= WRITTEN TASK =
Show all lines holding the string "uncertainty".
§ §
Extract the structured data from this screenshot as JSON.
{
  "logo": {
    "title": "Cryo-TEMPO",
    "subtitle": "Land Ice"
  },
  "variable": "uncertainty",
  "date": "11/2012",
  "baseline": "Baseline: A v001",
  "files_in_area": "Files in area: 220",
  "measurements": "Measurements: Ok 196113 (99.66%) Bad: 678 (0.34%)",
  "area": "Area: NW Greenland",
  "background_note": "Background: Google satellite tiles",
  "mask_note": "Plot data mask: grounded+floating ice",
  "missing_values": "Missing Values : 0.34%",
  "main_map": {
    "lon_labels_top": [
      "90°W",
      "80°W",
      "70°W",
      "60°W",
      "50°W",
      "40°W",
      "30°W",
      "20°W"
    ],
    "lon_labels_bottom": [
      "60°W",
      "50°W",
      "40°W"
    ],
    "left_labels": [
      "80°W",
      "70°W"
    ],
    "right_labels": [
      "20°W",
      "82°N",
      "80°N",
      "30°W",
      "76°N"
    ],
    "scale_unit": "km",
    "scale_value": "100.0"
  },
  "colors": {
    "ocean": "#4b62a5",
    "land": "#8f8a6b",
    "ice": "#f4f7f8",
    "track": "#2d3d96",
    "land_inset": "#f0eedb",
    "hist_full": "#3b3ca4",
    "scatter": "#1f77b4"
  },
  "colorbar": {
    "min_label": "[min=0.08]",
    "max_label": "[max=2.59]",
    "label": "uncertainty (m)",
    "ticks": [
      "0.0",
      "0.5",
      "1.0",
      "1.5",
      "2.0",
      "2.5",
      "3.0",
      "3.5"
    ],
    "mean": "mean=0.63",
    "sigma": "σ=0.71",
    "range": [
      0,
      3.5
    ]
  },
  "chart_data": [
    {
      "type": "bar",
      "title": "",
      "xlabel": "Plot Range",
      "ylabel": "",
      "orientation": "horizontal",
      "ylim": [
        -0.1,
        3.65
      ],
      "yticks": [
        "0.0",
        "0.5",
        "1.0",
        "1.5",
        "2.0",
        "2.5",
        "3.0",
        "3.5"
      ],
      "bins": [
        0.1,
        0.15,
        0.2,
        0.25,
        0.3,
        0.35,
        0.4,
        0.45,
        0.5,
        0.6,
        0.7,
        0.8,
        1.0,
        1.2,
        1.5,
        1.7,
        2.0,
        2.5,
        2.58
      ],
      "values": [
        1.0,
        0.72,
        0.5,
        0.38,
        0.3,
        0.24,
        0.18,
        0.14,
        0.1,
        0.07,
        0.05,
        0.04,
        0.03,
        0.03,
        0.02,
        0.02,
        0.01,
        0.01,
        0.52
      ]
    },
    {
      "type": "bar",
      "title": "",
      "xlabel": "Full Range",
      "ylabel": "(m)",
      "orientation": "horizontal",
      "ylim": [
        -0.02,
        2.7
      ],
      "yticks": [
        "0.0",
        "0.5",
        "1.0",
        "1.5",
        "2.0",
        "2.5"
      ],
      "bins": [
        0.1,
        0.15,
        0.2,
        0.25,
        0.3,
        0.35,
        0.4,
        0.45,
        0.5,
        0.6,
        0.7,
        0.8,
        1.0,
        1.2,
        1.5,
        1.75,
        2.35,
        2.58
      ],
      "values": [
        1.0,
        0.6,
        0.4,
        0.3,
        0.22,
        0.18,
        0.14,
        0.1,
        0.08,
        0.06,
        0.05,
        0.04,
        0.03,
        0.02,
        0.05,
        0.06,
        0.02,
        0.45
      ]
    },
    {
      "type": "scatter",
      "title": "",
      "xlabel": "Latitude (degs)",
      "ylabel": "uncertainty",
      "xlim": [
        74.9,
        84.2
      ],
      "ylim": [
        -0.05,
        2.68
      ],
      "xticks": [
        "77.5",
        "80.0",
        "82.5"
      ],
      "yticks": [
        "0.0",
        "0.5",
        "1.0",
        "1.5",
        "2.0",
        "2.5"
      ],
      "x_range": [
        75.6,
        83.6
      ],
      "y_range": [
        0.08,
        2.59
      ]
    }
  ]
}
§ §
= TASK ANSWER =
  "variable": "uncertainty",
    "label": "uncertainty (m)",
      "ylabel": "uncertainty",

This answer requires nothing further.